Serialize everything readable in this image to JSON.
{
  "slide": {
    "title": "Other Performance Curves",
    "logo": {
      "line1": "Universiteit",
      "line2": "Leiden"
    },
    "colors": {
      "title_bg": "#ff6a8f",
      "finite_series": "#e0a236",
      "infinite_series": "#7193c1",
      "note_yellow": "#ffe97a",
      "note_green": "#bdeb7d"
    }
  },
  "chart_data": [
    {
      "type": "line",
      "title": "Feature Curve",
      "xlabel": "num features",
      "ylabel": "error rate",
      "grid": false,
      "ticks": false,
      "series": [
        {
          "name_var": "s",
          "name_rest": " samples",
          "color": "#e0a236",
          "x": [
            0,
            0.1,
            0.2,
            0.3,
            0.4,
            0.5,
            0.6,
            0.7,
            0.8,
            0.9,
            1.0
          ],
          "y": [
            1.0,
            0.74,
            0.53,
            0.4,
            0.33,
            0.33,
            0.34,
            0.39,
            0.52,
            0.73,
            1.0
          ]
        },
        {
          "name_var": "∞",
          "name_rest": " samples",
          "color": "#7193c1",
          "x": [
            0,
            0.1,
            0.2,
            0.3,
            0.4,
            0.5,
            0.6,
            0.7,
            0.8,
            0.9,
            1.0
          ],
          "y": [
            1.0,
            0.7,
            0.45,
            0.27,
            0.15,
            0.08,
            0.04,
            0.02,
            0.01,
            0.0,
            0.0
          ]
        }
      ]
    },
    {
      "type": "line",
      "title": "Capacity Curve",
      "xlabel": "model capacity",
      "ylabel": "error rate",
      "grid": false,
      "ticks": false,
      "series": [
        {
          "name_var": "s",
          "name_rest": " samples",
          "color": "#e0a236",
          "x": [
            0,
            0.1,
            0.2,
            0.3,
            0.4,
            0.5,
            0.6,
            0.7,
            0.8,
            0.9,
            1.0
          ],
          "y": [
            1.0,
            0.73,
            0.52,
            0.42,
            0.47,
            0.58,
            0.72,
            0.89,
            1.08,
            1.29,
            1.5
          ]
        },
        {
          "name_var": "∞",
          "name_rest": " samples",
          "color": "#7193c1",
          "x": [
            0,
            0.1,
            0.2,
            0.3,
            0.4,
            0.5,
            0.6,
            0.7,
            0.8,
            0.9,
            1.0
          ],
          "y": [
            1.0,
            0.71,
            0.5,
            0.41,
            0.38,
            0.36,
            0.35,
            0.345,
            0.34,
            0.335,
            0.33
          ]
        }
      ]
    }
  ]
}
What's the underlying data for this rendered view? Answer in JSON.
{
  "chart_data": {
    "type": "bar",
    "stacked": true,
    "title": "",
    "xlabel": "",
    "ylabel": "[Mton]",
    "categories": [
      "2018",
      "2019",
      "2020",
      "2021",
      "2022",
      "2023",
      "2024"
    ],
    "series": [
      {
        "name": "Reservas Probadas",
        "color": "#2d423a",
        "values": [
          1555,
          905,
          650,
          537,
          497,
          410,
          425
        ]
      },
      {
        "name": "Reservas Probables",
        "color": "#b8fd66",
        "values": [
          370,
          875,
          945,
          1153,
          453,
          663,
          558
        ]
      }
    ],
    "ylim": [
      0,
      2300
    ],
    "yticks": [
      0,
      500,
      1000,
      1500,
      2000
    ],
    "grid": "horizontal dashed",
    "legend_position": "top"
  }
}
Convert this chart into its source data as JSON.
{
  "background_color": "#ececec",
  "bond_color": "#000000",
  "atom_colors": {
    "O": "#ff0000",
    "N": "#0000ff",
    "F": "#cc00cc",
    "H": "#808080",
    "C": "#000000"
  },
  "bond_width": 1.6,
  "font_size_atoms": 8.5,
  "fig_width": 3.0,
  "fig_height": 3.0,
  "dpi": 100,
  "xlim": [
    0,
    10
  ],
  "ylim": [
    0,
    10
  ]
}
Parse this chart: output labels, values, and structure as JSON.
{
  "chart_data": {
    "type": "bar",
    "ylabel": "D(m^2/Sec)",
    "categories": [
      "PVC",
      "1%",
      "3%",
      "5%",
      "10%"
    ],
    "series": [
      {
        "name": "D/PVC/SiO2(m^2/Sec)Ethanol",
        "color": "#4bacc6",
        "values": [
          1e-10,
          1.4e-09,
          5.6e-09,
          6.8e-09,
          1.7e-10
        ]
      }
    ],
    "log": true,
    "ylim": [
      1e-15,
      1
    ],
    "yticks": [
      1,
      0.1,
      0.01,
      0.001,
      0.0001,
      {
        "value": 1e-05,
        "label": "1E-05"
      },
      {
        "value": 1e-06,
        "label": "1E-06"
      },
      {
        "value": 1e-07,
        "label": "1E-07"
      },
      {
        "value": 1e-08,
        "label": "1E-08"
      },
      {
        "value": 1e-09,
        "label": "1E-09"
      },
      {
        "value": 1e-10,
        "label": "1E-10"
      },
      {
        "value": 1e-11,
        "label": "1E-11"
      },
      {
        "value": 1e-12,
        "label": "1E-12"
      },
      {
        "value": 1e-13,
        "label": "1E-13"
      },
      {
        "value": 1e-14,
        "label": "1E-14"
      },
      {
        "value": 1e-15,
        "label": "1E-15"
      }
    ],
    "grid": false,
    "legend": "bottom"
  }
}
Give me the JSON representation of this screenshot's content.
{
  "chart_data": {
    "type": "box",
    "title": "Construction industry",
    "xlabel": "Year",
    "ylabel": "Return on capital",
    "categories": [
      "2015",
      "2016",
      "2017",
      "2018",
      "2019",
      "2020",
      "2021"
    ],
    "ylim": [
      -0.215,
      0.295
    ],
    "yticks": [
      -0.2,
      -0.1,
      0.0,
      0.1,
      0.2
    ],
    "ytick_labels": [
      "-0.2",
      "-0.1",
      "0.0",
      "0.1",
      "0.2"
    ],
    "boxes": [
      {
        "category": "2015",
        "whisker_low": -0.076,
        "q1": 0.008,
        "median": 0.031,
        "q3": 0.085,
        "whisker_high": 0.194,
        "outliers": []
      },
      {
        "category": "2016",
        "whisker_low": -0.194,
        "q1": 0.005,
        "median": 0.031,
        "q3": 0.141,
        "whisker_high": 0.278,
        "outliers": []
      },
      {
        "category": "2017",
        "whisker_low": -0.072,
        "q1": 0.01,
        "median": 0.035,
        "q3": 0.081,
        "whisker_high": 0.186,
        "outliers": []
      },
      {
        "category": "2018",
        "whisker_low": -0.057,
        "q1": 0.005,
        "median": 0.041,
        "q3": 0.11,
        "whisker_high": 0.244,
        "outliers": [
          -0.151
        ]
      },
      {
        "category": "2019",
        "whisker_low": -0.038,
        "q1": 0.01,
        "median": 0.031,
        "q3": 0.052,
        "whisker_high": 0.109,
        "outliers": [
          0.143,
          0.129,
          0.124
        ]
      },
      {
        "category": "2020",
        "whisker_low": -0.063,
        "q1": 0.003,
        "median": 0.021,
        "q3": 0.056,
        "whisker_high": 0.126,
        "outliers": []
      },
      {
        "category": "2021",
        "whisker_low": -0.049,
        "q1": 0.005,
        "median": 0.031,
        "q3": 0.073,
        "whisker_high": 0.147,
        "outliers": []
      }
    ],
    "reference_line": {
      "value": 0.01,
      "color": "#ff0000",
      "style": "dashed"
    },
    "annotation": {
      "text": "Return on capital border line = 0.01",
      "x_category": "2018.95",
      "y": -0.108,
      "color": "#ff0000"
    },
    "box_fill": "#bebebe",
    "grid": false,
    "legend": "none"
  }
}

§ GOAL
Gather each line holding the string "JSON".

§ ANSWER IN FULL
Serialize everything readable in this image to JSON.
What's the underlying data for this rendered view? Answer in JSON.
Convert this chart into its source data as JSON.
Parse this chart: output labels, values, and structure as JSON.
Give me the JSON representation of this screenshot's content.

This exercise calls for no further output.